▶ [WRITTEN TASK] Using the records below, please work out how many lines contain "whole"; answer with the number alone.

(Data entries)
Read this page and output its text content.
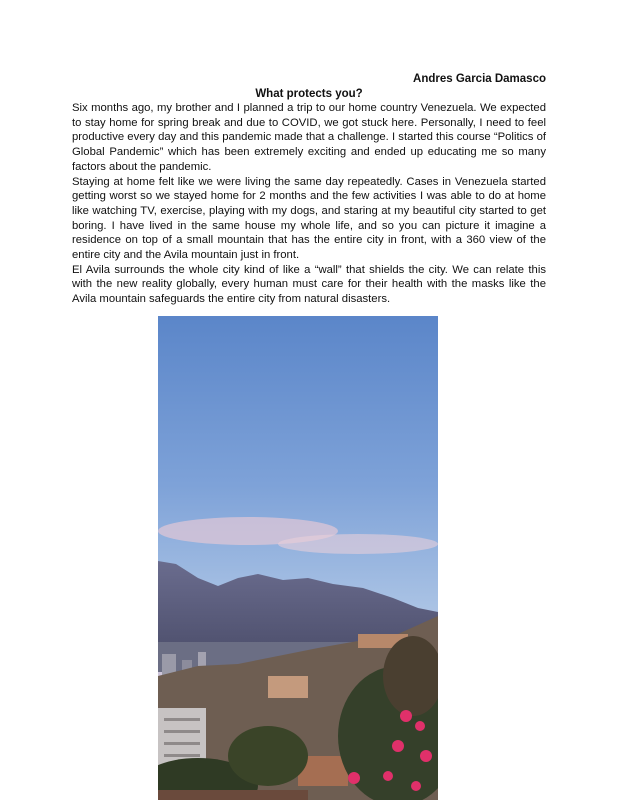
Andres Garcia Damasco
What protects you?

Six months ago, my brother and I planned a trip to our home country Venezuela. We expected to stay home for spring break and due to COVID, we got stuck here. Personally, I need to feel productive every day and this pandemic made that a challenge. I started this course “Politics of Global Pandemic” which has been extremely exciting and ended up educating me so many factors about the pandemic.

Staying at home felt like we were living the same day repeatedly. Cases in Venezuela started getting worst so we stayed home for 2 months and the few activities I was able to do at home like watching TV, exercise, playing with my dogs, and staring at my beautiful city started to get boring. I have lived in the same house my whole life, and so you can picture it imagine a residence on top of a small mountain that has the entire city in front, with a 360 view of the entire city and the Avila mountain just in front.

El Avila surrounds the whole city kind of like a “wall” that shields the city. We can relate this with the new reality globally, every human must care for their health with the masks like the Avila mountain safeguards the entire city from natural disasters.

▶ [RESPONSE] 2